PROBLEM TO WORK ON: Select the lines below containing the word "time".

SOURCE DATA:
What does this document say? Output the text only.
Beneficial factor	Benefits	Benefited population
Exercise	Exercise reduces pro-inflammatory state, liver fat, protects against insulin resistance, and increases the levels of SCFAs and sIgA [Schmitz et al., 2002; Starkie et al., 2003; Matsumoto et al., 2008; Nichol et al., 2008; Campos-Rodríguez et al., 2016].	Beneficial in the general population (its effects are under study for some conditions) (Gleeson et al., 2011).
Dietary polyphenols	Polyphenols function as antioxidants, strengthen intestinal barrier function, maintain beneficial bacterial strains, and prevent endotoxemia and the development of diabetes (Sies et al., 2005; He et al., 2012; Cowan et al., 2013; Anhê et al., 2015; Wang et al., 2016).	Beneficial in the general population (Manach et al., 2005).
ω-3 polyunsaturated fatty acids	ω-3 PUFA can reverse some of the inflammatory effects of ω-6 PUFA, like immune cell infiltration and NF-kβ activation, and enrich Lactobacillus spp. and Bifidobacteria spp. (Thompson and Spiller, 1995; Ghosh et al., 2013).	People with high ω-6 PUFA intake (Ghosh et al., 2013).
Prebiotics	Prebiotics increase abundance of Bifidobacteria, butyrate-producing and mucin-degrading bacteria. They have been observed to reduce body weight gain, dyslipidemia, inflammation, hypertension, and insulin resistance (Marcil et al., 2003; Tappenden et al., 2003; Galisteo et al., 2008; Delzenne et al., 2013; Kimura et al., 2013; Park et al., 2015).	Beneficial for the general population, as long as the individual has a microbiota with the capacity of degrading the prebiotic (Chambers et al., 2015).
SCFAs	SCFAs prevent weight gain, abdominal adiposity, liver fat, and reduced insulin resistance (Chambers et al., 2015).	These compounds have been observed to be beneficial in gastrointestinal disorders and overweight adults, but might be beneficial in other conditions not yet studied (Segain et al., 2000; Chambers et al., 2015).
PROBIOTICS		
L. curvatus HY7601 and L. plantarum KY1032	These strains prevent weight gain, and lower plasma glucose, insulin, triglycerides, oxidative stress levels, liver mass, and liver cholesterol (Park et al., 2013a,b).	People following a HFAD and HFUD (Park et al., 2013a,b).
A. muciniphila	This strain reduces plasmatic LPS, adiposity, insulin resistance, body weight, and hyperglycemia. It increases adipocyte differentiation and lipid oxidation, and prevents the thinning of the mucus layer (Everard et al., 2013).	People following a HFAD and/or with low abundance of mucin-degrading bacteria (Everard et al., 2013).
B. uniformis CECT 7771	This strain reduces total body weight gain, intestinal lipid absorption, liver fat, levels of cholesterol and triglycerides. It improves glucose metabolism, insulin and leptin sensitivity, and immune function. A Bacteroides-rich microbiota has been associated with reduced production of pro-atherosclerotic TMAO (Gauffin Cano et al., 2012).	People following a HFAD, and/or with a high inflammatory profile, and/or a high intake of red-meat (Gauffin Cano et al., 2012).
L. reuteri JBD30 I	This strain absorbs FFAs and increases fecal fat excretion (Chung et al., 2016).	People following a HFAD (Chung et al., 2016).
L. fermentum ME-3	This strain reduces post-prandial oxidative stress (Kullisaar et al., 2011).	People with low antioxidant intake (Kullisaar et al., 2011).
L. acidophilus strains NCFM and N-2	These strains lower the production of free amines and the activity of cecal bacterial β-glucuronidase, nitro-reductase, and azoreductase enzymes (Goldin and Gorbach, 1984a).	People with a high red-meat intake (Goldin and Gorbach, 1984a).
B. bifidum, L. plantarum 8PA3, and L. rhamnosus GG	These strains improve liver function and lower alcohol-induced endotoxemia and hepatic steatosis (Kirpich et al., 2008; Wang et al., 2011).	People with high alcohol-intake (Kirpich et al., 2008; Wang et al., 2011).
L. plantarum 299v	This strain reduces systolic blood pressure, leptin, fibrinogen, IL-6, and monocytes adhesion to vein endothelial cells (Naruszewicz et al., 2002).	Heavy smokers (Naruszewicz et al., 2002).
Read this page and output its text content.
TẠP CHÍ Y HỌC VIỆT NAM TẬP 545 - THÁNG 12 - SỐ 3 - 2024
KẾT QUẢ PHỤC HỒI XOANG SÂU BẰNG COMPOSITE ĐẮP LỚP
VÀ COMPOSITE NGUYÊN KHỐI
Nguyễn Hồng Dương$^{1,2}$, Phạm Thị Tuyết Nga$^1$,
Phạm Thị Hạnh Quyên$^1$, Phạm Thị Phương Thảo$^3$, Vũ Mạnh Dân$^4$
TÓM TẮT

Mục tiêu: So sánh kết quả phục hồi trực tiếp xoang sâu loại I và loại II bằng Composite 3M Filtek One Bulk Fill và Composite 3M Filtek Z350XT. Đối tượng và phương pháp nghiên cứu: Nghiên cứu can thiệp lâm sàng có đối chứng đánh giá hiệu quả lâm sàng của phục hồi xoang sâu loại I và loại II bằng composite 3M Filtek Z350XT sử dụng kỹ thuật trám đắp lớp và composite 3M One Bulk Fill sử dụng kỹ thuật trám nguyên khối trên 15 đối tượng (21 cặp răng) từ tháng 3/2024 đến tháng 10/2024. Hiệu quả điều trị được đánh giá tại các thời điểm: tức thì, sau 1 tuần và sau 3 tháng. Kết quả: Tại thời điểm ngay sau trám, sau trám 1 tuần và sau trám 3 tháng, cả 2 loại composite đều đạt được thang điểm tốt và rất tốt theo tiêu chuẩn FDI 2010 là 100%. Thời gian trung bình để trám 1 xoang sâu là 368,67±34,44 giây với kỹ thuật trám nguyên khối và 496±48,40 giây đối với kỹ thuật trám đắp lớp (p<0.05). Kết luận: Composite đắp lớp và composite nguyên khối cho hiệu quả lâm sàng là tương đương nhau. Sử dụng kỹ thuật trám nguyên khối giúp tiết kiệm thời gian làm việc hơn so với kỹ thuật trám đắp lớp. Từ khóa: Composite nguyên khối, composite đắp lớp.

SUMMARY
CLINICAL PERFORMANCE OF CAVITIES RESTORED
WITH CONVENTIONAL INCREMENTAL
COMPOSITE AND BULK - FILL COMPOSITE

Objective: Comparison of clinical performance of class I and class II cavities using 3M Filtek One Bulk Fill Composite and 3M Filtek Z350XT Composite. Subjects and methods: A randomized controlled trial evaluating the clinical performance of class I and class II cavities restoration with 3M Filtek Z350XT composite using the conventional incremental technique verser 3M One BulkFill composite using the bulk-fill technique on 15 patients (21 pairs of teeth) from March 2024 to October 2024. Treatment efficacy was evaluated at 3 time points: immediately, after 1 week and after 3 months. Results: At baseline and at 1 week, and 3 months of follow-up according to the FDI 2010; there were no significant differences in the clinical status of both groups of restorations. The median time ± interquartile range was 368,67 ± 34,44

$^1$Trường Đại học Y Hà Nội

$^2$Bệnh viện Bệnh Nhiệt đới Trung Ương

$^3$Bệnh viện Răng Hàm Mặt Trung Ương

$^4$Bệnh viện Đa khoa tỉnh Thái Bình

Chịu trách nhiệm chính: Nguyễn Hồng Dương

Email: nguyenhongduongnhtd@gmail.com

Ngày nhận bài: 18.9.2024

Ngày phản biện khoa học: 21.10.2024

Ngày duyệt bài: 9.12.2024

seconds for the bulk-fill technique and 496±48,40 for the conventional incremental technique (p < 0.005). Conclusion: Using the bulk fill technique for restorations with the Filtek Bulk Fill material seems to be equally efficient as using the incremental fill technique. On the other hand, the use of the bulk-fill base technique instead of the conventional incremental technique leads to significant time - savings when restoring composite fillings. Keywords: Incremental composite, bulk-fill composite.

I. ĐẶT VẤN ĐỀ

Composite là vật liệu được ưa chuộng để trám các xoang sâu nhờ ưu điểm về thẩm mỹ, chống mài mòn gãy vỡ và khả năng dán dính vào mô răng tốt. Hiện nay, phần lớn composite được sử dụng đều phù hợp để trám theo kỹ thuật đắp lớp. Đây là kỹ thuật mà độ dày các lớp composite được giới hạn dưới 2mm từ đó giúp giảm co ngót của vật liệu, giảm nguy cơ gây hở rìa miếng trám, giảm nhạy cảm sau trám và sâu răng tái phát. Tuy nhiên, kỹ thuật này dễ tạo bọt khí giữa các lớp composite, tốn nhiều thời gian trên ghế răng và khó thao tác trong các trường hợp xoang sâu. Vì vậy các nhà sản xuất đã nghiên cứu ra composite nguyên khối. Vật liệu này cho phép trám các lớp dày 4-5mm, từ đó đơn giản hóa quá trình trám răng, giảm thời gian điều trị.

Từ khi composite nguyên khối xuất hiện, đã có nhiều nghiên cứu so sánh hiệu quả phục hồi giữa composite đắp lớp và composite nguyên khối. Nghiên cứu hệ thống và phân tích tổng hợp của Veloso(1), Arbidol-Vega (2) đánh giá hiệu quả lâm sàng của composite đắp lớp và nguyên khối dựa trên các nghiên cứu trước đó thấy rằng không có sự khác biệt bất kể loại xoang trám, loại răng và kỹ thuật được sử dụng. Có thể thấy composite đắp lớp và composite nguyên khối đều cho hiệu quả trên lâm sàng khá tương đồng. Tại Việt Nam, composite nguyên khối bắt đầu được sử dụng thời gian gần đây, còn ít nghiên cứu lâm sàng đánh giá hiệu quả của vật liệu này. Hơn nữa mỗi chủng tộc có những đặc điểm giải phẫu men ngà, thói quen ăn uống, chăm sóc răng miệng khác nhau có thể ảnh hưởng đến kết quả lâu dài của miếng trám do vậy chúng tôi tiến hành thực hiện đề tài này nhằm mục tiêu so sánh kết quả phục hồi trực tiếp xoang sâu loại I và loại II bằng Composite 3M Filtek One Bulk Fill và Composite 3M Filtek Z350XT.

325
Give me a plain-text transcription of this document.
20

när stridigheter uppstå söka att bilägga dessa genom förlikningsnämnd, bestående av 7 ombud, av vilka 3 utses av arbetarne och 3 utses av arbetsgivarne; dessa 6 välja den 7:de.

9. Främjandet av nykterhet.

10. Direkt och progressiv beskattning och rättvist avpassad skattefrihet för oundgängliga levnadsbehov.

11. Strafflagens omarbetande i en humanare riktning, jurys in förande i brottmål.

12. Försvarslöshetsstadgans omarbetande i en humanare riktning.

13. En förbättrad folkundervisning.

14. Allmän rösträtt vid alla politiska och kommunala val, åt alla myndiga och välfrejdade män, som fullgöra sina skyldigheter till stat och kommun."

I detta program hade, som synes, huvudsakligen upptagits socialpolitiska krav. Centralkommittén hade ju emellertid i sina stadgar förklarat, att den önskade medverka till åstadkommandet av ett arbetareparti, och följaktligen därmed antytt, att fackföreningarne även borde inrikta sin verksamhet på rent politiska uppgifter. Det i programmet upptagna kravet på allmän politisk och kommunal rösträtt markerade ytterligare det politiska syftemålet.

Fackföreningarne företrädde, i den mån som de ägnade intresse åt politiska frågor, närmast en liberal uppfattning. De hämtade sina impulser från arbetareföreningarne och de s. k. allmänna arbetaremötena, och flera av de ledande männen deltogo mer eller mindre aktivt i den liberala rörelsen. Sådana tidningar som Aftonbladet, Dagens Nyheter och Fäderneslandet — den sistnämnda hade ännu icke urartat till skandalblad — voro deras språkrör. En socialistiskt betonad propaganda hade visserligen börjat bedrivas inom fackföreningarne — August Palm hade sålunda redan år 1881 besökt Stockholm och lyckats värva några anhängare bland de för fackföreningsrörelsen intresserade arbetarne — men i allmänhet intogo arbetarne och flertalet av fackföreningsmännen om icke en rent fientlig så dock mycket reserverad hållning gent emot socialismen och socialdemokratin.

RESPONSE FOR THIS EXERCISE:
Objective: Comparison of clinical performance of class I and class II cavities using 3M Filtek One Bulk Fill Composite and 3M Filtek Z350XT Composite. Subjects and methods: A randomized controlled trial evaluating the clinical performance of class I and class II cavities restoration with 3M Filtek Z350XT composite using the conventional incremental technique verser 3M One BulkFill composite using the bulk-fill technique on 15 patients (21 pairs of teeth) from March 2024 to October 2024. Treatment efficacy was evaluated at 3 time points: immediately, after 1 week and after 3 months. Results: At baseline and at 1 week, and 3 months of follow-up according to the FDI 2010; there were no significant differences in the clinical status of both groups of restorations. The median time ± interquartile range was 368,67 ± 34,44
seconds for the bulk-fill technique and 496±48,40 for the conventional incremental technique (p < 0.005). Conclusion: Using the bulk fill technique for restorations with the Filtek Bulk Fill material seems to be equally efficient as using the incremental fill technique. On the other hand, the use of the bulk-fill base technique instead of the conventional incremental technique leads to significant time - savings when restoring composite fillings. Keywords: Incremental composite, bulk-fill composite.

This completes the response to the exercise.